Saved entries:
▼

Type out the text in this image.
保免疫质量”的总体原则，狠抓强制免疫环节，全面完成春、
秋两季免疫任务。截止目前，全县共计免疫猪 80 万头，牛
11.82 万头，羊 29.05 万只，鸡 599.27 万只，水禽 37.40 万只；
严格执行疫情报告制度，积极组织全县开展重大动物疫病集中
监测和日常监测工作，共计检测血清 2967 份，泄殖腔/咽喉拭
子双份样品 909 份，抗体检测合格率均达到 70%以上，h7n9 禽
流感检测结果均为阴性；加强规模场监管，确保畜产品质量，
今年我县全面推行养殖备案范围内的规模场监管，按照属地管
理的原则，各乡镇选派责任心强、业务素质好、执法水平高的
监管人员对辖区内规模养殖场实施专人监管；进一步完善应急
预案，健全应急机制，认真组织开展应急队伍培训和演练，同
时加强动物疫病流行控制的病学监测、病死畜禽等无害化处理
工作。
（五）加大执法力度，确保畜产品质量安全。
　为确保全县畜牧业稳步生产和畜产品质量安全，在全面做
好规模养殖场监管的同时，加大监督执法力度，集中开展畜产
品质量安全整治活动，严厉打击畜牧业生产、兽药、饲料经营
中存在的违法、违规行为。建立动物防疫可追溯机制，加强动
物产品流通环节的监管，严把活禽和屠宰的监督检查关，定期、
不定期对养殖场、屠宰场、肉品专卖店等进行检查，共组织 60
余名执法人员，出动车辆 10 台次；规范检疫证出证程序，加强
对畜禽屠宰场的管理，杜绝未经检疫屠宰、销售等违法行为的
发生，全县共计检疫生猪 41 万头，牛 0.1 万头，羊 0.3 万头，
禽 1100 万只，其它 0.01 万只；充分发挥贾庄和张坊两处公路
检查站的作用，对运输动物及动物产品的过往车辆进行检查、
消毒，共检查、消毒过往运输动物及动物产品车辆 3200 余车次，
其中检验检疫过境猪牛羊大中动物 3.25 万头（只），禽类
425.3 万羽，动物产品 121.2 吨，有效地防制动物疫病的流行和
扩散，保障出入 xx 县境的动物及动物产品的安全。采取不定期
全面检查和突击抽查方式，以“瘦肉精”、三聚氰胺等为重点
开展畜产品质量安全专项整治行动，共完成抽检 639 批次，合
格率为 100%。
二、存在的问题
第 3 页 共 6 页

▲

• [Exercise details] Retype the data in full and match it exactly.

• [Answer for the task]
Type out the text in this image.
保免疫质量”的总体原则，狠抓强制免疫环节，全面完成春、
秋两季免疫任务。截止目前，全县共计免疫猪 80 万头，牛
11.82 万头，羊 29.05 万只，鸡 599.27 万只，水禽 37.40 万只；
严格执行疫情报告制度，积极组织全县开展重大动物疫病集中
监测和日常监测工作，共计检测血清 2967 份，泄殖腔/咽喉拭
子双份样品 909 份，抗体检测合格率均达到 70%以上，h7n9 禽
流感检测结果均为阴性；加强规模场监管，确保畜产品质量，
今年我县全面推行养殖备案范围内的规模场监管，按照属地管
理的原则，各乡镇选派责任心强、业务素质好、执法水平高的
监管人员对辖区内规模养殖场实施专人监管；进一步完善应急
预案，健全应急机制，认真组织开展应急队伍培训和演练，同
时加强动物疫病流行控制的病学监测、病死畜禽等无害化处理
工作。
（五）加大执法力度，确保畜产品质量安全。
　为确保全县畜牧业稳步生产和畜产品质量安全，在全面做
好规模养殖场监管的同时，加大监督执法力度，集中开展畜产
品质量安全整治活动，严厉打击畜牧业生产、兽药、饲料经营
中存在的违法、违规行为。建立动物防疫可追溯机制，加强动
物产品流通环节的监管，严把活禽和屠宰的监督检查关，定期、
不定期对养殖场、屠宰场、肉品专卖店等进行检查，共组织 60
余名执法人员，出动车辆 10 台次；规范检疫证出证程序，加强
对畜禽屠宰场的管理，杜绝未经检疫屠宰、销售等违法行为的
发生，全县共计检疫生猪 41 万头，牛 0.1 万头，羊 0.3 万头，
禽 1100 万只，其它 0.01 万只；充分发挥贾庄和张坊两处公路
检查站的作用，对运输动物及动物产品的过往车辆进行检查、
消毒，共检查、消毒过往运输动物及动物产品车辆 3200 余车次，
其中检验检疫过境猪牛羊大中动物 3.25 万头（只），禽类
425.3 万羽，动物产品 121.2 吨，有效地防制动物疫病的流行和
扩散，保障出入 xx 县境的动物及动物产品的安全。采取不定期
全面检查和突击抽查方式，以“瘦肉精”、三聚氰胺等为重点
开展畜产品质量安全专项整治行动，共完成抽检 639 批次，合
格率为 100%。
二、存在的问题
第 3 页 共 6 页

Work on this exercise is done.